# Give It A Caption - #4



## SifuPhil (Sep 8, 2013)

Today's offering - 



*GIVE IT A CAPTION!*


----------



## Jillaroo (Sep 8, 2013)

_*This pot is great it helps to calm me down for evening prayer with Father Whatshisface *_


----------



## Pappy (Sep 8, 2013)

Oh good heavens. Don't light three on a match.


----------



## Diwundrin (Sep 8, 2013)

Just no kickin' the habit.


----------



## SifuPhil (Sep 8, 2013)

"Camels - 4 out of 5 nuns recommend them for their smooth, long-lasting flavor!"


----------



## TICA (Sep 8, 2013)

We really need to get a roach clip, I'm getting holes in my habit.


----------



## Pappy (Sep 8, 2013)

We really have to break this habit.


----------



## Katybug (Sep 8, 2013)

This is better than the martini we had for brunch!


----------



## That Guy (Sep 8, 2013)

I see GOD!

What you will do:
Extend the caption-contest forum thread above with several more posts in the same format, starting after the last post shown.

Data shown:
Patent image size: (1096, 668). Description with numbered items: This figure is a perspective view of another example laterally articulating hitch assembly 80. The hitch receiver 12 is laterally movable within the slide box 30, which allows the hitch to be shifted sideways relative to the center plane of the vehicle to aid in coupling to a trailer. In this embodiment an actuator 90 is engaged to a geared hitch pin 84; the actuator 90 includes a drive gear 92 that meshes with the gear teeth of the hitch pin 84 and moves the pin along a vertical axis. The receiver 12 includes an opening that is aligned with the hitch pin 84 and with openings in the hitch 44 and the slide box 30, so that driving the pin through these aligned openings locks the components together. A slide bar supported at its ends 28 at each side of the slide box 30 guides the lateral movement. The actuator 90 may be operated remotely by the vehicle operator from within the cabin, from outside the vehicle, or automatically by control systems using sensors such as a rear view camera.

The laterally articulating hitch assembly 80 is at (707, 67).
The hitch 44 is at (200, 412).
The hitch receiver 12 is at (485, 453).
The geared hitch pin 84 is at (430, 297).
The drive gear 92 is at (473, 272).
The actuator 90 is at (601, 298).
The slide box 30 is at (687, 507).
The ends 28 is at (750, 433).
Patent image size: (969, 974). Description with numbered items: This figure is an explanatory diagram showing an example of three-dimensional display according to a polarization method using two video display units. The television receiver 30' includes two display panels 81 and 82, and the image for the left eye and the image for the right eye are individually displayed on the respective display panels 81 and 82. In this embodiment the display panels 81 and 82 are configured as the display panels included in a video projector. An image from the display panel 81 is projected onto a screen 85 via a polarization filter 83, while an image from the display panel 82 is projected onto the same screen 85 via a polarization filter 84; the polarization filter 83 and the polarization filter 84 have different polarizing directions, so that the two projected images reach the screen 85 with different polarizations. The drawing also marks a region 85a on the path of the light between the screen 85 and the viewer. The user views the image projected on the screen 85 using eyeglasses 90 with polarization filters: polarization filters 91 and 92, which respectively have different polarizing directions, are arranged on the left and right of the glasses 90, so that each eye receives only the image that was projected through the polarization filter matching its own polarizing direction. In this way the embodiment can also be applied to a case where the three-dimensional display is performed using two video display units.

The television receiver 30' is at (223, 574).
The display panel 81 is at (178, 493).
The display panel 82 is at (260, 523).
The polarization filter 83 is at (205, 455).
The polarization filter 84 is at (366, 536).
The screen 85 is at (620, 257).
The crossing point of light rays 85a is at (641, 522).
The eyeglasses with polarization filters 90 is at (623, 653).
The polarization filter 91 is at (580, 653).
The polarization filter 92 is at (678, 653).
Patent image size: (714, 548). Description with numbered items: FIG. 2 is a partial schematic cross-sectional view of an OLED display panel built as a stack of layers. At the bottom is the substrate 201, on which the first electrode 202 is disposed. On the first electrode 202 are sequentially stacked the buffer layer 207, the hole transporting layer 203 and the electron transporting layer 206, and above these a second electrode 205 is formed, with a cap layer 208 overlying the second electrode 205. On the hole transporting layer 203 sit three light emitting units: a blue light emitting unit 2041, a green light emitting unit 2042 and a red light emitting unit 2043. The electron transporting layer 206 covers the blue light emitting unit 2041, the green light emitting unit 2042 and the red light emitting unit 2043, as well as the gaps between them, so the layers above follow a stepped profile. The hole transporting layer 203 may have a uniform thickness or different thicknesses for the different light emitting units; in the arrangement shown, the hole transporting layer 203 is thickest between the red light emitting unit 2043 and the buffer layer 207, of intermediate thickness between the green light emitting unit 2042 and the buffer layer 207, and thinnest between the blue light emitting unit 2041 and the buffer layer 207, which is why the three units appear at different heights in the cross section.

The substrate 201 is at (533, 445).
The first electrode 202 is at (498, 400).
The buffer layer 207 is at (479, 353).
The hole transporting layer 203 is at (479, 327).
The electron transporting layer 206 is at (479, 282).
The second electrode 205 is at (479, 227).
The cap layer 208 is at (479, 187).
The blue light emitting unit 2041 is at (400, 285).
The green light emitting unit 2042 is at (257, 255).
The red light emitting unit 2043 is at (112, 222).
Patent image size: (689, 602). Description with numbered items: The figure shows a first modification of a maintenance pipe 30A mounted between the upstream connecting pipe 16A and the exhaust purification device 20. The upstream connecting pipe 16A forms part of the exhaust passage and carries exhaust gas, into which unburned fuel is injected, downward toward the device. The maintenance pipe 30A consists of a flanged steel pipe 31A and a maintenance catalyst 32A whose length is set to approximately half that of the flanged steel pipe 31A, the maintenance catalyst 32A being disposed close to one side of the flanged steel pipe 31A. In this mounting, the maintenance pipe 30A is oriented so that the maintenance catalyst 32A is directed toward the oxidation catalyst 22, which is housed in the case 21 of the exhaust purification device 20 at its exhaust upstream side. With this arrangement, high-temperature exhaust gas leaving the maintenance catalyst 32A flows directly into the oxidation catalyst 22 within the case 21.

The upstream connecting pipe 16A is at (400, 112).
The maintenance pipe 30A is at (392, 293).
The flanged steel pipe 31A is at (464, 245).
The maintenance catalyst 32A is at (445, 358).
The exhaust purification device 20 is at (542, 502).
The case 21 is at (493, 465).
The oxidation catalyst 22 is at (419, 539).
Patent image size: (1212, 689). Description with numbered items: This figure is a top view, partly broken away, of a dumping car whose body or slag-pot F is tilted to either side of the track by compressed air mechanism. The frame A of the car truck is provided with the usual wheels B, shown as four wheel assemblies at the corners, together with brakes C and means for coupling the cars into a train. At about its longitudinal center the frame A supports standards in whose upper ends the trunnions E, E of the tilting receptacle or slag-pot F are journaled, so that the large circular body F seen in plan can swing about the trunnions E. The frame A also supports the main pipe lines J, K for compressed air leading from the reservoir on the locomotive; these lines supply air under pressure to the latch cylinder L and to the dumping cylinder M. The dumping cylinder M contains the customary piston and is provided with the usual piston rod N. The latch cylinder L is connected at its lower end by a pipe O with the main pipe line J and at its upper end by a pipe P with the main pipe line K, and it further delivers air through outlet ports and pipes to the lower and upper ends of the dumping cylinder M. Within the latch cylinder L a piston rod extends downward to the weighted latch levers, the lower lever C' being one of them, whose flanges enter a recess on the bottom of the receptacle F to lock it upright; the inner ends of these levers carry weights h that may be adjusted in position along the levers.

Task output:
----------



## Anne (Sep 8, 2013)

How a Novice earns her new habit....


----------



## Jackie22 (Sep 8, 2013)

"Which way to the line for confession?"

.....really some hilarious captions here...:highly_amused:


----------



## Michael. (Sep 9, 2013)

.

*4 Nuns with bad habits.*

.


----------



## Daisydee (Sep 9, 2013)

You put the bubble gum in your mouth, chew then blow.


----------



## JustBonee (Sep 9, 2013)

Smoking is "BELIEVING"


----------



## SeaBreeze (Sep 19, 2013)

Jesus Christ, what's with this wind!!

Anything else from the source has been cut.